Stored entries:
start
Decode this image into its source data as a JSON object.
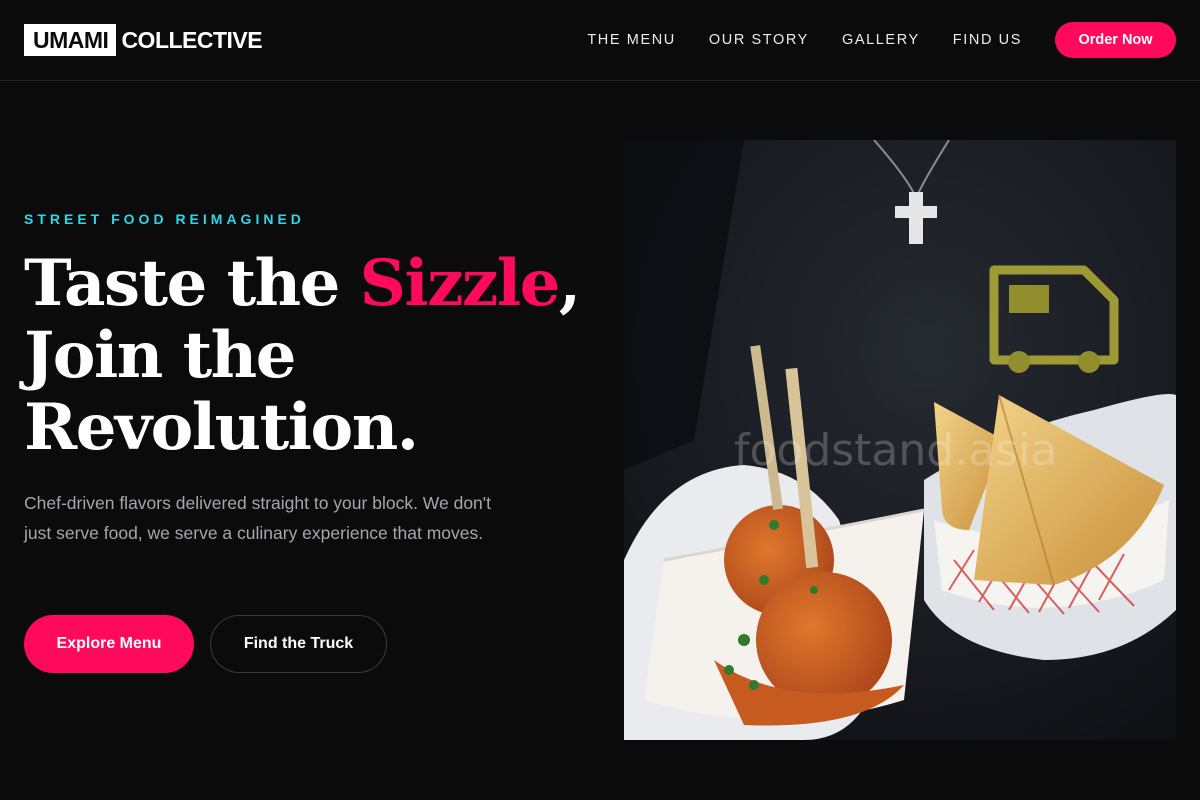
{
  "brand": {
    "box_text": "UMAMI",
    "text": "COLLECTIVE"
  },
  "nav": {
    "items": [
      {
        "label": "THE MENU"
      },
      {
        "label": "OUR STORY"
      },
      {
        "label": "GALLERY"
      },
      {
        "label": "FIND US"
      }
    ],
    "cta_label": "Order Now"
  },
  "hero": {
    "eyebrow": "STREET FOOD REIMAGINED",
    "headline_pre": "Taste the ",
    "headline_accent": "Sizzle",
    "headline_post": ", Join the Revolution.",
    "description": "Chef-driven flavors delivered straight to your block. We don't just serve food, we serve a culinary experience that moves.",
    "primary_button": "Explore Menu",
    "secondary_button": "Find the Truck"
  },
  "image": {
    "alt": "Gloved hands holding paper trays of meatballs on skewers and samosas in front of a dark shirt with a food truck print",
    "watermark": "foodstand.asia"
  },
  "colors": {
    "background": "#0b0b0c",
    "accent": "#ff0a5c",
    "eyebrow": "#2fd6e6",
    "muted_text": "#a7a7ab"
  }
}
end
→ **The request**
Without including any picture, retype the entries exactly.

→ **Answer below**
Decode this image into its source data as a JSON object.
{
  "brand": {
    "box_text": "UMAMI",
    "text": "COLLECTIVE"
  },
  "nav": {
    "items": [
      {
        "label": "THE MENU"
      },
      {
        "label": "OUR STORY"
      },
      {
        "label": "GALLERY"
      },
      {
        "label": "FIND US"
      }
    ],
    "cta_label": "Order Now"
  },
  "hero": {
    "eyebrow": "STREET FOOD REIMAGINED",
    "headline_pre": "Taste the ",
    "headline_accent": "Sizzle",
    "headline_post": ", Join the Revolution.",
    "description": "Chef-driven flavors delivered straight to your block. We don't just serve food, we serve a culinary experience that moves.",
    "primary_button": "Explore Menu",
    "secondary_button": "Find the Truck"
  },
  "image": {
    "alt": "Gloved hands holding paper trays of meatballs on skewers and samosas in front of a dark shirt with a food truck print",
    "watermark": "foodstand.asia"
  },
  "colors": {
    "background": "#0b0b0c",
    "accent": "#ff0a5c",
    "eyebrow": "#2fd6e6",
    "muted_text": "#a7a7ab"
  }
}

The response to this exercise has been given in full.